[WHAT YOU WILL DO]
Retype the material word for word.

:::

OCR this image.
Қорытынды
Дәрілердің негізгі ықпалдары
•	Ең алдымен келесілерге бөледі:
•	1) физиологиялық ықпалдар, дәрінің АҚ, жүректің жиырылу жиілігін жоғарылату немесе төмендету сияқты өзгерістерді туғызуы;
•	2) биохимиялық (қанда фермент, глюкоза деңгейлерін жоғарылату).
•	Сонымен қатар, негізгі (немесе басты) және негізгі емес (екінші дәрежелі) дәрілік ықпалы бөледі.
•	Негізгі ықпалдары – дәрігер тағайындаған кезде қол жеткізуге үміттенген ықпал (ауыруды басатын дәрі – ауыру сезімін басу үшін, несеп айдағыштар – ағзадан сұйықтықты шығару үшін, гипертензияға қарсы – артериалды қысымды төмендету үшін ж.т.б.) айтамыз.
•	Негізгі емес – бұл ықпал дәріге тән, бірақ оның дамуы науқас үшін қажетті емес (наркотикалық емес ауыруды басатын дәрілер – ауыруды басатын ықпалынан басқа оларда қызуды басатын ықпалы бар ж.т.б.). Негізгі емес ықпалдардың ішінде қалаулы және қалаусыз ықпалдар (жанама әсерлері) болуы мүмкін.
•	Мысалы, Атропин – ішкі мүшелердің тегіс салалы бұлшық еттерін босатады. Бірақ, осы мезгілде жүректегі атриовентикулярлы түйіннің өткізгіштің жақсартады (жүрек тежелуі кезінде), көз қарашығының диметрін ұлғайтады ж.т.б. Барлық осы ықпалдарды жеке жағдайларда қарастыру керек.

:::

[FULL RESPONSE]
OCR this image.
Қорытынды
Дәрілердің негізгі ықпалдары
•	Ең алдымен келесілерге бөледі:
•	1) физиологиялық ықпалдар, дәрінің АҚ, жүректің жиырылу жиілігін жоғарылату немесе төмендету сияқты өзгерістерді туғызуы;
•	2) биохимиялық (қанда фермент, глюкоза деңгейлерін жоғарылату).
•	Сонымен қатар, негізгі (немесе басты) және негізгі емес (екінші дәрежелі) дәрілік ықпалы бөледі.
•	Негізгі ықпалдары – дәрігер тағайындаған кезде қол жеткізуге үміттенген ықпал (ауыруды басатын дәрі – ауыру сезімін басу үшін, несеп айдағыштар – ағзадан сұйықтықты шығару үшін, гипертензияға қарсы – артериалды қысымды төмендету үшін ж.т.б.) айтамыз.
•	Негізгі емес – бұл ықпал дәріге тән, бірақ оның дамуы науқас үшін қажетті емес (наркотикалық емес ауыруды басатын дәрілер – ауыруды басатын ықпалынан басқа оларда қызуды басатын ықпалы бар ж.т.б.). Негізгі емес ықпалдардың ішінде қалаулы және қалаусыз ықпалдар (жанама әсерлері) болуы мүмкін.
•	Мысалы, Атропин – ішкі мүшелердің тегіс салалы бұлшық еттерін босатады. Бірақ, осы мезгілде жүректегі атриовентикулярлы түйіннің өткізгіштің жақсартады (жүрек тежелуі кезінде), көз қарашығының диметрін ұлғайтады ж.т.б. Барлық осы ықпалдарды жеке жағдайларда қарастыру керек.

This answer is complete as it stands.